_Challenge_
From the entries below, gather every line containing the string "this".

Dataset excerpt:
************

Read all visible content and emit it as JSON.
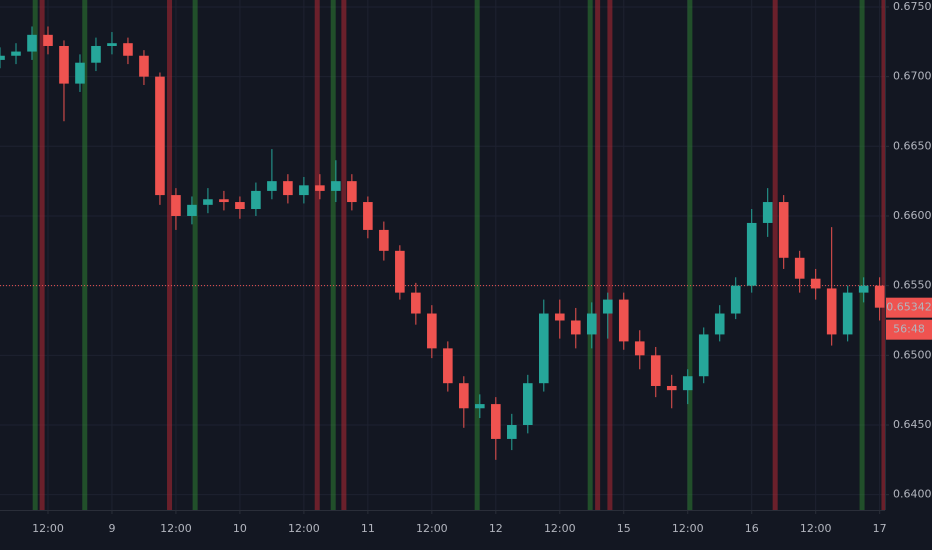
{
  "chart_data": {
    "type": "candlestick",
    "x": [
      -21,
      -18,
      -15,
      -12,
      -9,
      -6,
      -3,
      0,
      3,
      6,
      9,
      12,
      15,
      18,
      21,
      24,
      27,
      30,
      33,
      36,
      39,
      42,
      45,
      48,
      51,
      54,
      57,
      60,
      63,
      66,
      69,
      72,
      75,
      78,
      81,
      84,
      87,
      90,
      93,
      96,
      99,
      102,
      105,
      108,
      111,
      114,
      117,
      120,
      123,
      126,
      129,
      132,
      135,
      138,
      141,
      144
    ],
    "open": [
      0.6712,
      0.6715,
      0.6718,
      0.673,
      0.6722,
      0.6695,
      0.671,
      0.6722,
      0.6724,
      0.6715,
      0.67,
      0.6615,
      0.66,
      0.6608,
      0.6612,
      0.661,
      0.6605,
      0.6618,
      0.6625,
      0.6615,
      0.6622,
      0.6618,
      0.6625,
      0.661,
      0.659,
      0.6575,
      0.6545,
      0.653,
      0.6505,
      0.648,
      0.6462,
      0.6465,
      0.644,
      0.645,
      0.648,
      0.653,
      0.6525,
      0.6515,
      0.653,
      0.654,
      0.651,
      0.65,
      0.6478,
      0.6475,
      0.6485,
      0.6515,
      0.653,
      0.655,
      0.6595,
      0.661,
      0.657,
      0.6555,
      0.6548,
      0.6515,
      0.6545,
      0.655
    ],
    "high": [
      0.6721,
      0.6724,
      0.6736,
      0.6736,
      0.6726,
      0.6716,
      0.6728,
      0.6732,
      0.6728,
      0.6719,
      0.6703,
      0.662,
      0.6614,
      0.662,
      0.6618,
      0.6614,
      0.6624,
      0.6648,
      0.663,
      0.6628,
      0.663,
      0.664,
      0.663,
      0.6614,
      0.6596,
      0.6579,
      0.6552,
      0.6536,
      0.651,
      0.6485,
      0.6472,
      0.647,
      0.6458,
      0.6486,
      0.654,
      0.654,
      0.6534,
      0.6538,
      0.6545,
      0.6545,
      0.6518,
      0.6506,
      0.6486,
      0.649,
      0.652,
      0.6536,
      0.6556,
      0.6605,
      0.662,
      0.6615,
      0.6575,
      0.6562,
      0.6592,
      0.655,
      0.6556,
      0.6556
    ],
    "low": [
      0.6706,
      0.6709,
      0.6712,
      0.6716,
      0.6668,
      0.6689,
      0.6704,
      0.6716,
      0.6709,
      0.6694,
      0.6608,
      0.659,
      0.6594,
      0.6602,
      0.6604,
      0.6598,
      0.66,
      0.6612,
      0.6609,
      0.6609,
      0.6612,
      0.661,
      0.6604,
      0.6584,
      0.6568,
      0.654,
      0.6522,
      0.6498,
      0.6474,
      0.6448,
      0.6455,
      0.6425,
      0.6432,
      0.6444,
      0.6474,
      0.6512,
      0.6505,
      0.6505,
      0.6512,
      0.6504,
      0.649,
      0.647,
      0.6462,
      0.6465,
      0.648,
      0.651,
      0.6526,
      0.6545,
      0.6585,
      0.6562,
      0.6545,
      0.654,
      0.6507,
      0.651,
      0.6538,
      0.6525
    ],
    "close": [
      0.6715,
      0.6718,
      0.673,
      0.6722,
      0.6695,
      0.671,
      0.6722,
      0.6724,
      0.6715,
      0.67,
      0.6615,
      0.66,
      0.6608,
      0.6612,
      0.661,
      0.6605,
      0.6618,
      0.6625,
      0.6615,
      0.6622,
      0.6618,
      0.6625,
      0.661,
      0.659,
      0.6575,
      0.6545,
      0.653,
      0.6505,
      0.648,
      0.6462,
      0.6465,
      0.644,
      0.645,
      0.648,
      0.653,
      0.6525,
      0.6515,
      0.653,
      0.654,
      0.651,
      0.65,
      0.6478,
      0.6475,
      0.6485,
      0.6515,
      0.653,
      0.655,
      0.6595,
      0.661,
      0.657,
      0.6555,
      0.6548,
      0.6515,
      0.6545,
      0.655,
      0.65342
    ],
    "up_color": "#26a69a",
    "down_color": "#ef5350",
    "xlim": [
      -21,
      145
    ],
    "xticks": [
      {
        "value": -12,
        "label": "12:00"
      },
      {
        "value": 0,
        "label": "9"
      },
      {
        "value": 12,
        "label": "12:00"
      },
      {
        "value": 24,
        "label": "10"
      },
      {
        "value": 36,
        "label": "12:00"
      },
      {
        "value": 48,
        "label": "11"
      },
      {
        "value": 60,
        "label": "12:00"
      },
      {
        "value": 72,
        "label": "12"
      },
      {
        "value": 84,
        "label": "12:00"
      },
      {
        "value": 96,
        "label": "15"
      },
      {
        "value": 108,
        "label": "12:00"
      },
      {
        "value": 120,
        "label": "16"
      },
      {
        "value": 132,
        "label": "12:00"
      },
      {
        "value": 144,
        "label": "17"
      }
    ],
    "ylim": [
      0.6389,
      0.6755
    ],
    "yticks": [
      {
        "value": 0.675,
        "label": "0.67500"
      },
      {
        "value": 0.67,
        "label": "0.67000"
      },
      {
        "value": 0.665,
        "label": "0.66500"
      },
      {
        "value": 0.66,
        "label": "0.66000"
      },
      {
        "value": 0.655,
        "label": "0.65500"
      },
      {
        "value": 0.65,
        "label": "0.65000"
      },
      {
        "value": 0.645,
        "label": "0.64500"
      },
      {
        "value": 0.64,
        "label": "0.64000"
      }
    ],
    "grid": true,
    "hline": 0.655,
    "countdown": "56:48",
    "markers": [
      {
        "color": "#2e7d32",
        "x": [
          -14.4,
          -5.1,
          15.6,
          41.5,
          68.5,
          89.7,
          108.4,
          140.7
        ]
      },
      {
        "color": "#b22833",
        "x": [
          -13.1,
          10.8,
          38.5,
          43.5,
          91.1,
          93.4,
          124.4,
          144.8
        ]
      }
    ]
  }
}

************

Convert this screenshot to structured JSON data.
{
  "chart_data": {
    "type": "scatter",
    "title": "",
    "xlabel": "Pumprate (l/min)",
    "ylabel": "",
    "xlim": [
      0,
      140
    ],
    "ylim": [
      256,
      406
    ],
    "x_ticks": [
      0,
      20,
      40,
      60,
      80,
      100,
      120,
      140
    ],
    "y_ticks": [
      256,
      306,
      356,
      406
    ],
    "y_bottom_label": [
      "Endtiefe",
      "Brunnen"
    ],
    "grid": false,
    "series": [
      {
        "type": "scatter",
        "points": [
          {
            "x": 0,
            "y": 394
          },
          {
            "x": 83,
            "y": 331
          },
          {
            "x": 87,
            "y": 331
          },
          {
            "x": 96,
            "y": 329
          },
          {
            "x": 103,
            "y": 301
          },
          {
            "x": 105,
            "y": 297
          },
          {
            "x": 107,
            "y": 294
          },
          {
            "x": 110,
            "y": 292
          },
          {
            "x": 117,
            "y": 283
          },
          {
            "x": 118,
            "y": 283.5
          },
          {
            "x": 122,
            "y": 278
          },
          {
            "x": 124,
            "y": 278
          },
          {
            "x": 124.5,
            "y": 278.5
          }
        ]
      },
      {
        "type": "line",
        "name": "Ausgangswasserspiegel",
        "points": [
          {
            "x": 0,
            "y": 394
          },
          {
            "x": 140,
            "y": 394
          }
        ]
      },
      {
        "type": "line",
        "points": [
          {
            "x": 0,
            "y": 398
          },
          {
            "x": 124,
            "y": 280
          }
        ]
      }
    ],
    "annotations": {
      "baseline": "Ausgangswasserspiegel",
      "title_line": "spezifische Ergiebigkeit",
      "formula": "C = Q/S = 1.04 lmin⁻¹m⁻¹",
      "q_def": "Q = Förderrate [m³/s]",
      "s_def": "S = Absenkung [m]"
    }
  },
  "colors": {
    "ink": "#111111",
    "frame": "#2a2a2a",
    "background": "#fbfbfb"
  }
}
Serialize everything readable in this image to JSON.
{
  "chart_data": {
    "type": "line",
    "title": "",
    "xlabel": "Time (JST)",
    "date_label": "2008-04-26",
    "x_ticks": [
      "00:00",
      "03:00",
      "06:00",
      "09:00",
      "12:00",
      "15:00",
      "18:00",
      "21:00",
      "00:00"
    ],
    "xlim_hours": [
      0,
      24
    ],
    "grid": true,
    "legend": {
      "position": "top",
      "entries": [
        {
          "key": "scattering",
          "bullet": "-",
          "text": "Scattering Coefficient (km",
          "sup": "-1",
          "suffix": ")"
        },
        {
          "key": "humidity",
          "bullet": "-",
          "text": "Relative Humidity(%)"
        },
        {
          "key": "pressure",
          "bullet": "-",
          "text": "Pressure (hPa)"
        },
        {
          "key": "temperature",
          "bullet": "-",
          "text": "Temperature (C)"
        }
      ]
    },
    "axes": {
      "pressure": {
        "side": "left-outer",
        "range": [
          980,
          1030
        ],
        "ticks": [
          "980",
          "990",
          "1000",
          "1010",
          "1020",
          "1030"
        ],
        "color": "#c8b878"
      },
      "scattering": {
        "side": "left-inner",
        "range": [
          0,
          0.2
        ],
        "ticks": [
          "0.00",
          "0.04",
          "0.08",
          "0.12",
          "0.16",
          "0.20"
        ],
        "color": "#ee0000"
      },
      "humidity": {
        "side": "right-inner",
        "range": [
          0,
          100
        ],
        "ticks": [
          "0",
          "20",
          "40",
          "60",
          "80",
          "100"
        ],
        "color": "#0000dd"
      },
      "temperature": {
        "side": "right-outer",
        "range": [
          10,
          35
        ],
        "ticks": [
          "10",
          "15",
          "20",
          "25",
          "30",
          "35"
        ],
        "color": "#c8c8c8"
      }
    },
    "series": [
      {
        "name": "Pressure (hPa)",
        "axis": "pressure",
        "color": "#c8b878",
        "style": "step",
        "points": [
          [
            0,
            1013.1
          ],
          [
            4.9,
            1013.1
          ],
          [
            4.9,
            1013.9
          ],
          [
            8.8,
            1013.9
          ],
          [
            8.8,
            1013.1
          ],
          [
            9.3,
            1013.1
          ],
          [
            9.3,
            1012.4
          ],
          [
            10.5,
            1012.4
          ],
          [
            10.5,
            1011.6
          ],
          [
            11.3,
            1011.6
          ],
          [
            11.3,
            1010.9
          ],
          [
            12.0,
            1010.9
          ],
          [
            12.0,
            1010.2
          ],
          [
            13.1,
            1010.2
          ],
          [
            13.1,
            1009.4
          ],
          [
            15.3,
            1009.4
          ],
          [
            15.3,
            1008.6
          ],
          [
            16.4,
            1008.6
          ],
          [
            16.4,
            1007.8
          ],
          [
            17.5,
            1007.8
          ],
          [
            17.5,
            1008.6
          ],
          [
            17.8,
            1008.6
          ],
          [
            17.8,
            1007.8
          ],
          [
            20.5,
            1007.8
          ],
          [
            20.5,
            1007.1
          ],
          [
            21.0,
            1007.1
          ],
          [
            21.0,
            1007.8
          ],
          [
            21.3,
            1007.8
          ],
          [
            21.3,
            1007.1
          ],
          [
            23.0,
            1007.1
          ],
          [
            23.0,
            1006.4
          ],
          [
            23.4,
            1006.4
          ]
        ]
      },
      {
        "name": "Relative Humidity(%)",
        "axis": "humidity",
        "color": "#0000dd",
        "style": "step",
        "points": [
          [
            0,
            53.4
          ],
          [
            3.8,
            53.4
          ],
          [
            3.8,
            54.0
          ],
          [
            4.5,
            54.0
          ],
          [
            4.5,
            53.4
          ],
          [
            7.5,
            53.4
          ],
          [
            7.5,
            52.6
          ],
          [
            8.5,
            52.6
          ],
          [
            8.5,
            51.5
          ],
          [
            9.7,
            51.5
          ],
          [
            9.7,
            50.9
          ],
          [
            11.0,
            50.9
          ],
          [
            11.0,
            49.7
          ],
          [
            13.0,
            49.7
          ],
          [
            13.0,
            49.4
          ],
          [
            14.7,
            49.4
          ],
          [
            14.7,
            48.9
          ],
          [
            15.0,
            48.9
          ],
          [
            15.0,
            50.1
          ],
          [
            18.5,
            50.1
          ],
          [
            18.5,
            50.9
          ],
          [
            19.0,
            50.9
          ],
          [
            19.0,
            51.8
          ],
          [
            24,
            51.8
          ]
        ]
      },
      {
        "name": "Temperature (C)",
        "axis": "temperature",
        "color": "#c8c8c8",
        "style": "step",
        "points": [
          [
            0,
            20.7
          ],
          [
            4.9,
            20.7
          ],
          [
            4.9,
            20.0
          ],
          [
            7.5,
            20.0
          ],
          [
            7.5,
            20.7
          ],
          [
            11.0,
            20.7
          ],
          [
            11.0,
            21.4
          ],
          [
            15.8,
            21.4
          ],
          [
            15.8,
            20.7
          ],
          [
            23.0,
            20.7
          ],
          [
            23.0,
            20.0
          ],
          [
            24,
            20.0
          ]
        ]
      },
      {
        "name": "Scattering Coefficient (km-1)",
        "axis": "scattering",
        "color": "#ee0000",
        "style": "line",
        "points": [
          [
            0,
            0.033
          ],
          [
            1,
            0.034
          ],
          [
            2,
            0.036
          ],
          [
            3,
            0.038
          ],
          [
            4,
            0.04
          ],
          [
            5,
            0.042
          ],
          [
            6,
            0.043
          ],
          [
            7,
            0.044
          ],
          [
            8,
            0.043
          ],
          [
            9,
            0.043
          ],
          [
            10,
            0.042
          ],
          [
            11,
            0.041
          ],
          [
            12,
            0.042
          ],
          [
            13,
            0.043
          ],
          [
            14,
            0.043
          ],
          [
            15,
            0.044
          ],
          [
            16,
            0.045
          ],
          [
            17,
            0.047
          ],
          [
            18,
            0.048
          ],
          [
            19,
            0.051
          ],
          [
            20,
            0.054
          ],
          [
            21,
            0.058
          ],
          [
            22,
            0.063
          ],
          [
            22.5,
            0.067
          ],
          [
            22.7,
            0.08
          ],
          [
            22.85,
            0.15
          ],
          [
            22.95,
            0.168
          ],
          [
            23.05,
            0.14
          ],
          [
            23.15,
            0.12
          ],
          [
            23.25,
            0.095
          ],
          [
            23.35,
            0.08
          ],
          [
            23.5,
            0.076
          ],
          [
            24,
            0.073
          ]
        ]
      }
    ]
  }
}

************

_Solution_
Convert this screenshot to structured JSON data.
Serialize everything readable in this image to JSON.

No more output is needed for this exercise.